:: TO BE DONE ::
Copy out each line in the material below that has the word "тепловой".

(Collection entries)
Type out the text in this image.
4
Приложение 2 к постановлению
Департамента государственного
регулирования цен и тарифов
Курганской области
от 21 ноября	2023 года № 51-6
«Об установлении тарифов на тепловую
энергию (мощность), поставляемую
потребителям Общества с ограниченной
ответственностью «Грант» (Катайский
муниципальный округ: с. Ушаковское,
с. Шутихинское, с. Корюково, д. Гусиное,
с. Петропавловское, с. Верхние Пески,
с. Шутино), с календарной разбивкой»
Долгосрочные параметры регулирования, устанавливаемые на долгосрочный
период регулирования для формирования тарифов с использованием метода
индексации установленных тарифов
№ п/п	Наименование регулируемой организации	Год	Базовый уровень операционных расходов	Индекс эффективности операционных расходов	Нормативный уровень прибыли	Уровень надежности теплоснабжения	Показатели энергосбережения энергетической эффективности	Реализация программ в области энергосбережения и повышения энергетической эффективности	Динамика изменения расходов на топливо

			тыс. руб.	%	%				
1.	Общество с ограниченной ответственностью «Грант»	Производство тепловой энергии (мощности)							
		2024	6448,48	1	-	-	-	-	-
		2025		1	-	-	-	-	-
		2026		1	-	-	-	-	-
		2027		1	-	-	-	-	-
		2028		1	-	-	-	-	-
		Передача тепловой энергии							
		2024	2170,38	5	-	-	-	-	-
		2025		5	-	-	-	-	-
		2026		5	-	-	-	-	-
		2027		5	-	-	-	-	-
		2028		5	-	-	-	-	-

:: RESULT OF THE TASK ::
1.	Общество с ограниченной ответственностью «Грант»	Производство тепловой энергии (мощности)							
		Передача тепловой энергии							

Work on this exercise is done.